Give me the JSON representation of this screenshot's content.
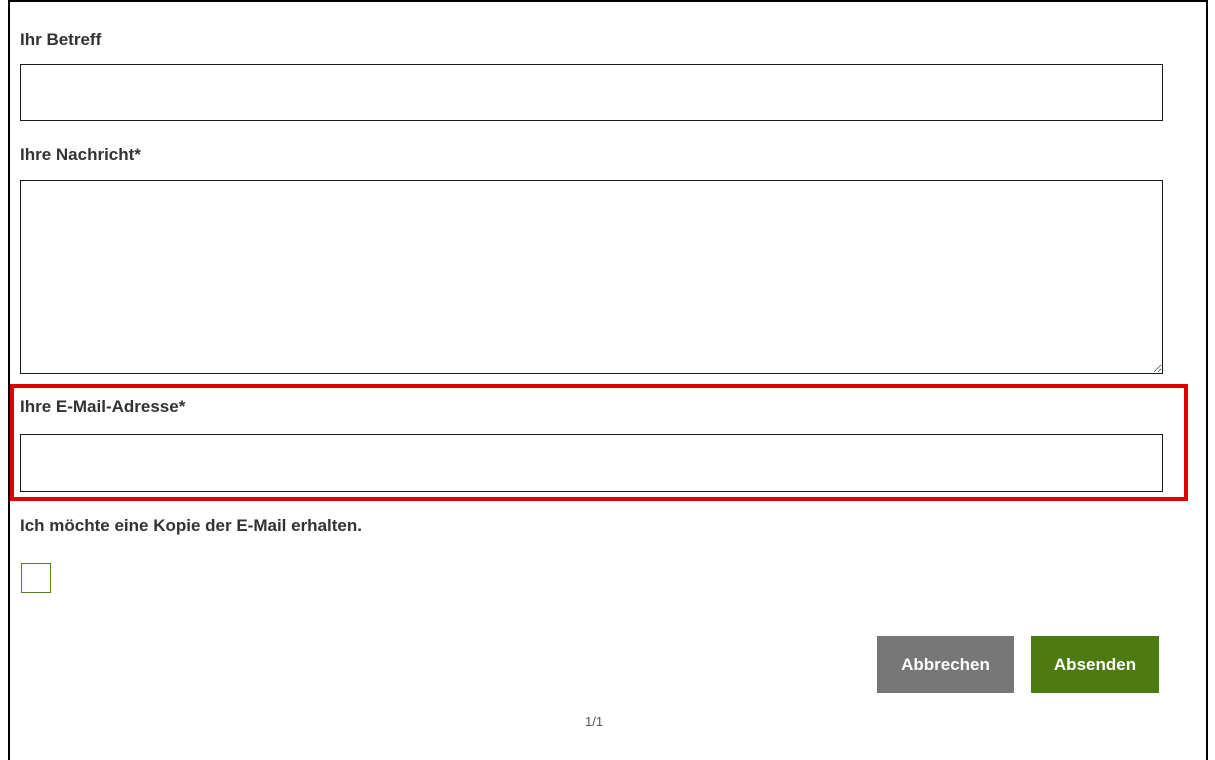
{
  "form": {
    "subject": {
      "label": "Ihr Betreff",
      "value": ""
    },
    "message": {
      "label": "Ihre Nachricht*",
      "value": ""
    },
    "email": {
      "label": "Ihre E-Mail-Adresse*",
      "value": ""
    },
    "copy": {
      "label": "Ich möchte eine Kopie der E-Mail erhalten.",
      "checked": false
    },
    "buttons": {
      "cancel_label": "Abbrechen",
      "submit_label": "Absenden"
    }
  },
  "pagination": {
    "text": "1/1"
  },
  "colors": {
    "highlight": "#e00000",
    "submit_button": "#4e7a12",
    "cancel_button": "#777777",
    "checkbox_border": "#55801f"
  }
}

+ + + + +

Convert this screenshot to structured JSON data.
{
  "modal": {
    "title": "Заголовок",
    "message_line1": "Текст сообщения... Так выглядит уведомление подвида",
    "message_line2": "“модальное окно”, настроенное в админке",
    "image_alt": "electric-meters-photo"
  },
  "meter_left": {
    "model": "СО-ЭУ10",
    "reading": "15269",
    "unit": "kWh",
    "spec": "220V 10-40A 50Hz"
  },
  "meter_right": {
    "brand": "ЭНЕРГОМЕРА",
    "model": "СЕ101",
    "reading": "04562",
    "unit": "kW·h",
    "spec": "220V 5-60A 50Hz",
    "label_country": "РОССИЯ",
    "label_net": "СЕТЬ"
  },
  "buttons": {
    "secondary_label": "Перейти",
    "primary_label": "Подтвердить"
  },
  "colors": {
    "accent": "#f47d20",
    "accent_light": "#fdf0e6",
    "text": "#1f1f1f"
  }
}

+ + + + +

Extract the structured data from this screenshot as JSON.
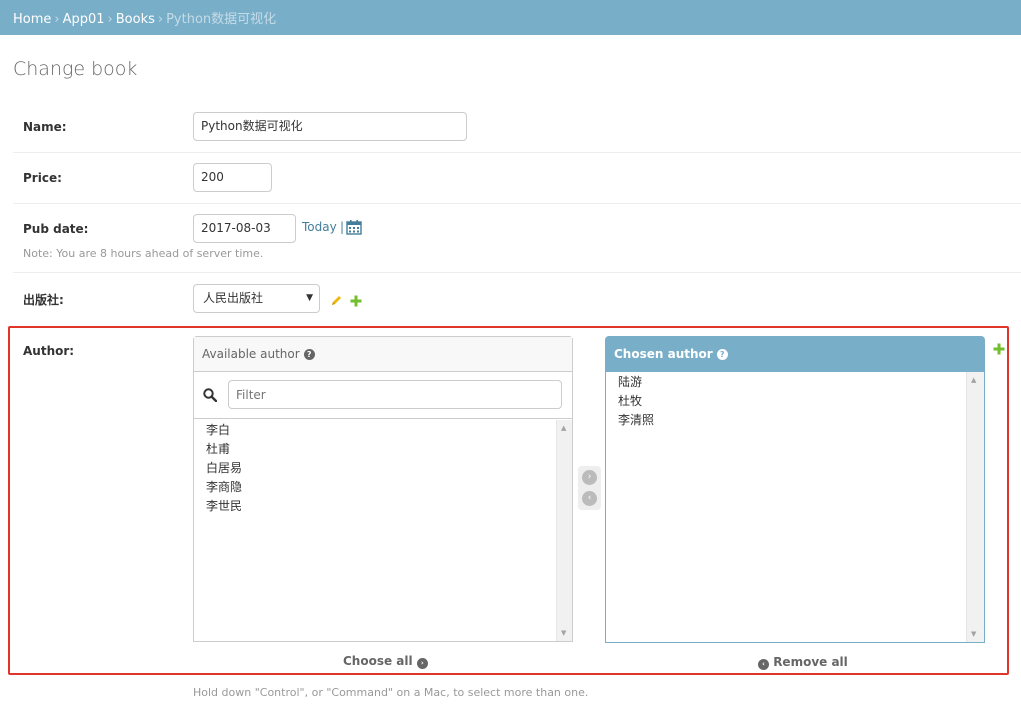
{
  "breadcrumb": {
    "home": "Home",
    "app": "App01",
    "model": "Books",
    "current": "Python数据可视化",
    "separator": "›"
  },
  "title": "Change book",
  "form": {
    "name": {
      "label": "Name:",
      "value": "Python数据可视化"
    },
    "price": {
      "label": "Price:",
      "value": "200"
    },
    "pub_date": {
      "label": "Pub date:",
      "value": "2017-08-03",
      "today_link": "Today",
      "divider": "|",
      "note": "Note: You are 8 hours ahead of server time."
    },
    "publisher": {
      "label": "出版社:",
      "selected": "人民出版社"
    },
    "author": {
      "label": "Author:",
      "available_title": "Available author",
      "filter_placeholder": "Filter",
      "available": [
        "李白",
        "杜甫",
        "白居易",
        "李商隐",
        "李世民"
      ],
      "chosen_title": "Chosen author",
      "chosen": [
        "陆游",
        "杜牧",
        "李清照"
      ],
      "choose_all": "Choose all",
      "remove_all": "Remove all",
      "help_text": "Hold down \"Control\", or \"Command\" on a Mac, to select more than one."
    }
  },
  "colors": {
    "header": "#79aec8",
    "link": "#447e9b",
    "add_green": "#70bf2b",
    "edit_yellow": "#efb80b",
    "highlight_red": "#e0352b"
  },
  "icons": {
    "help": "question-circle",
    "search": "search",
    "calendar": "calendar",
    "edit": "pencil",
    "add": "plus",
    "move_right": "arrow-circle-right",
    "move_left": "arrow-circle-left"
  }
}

+ + + + +

Exercise prompt — Read through the entries and copy each line in which "arrow" appears.

Finished exercise —
    "move_right": "arrow-circle-right",
    "move_left": "arrow-circle-left"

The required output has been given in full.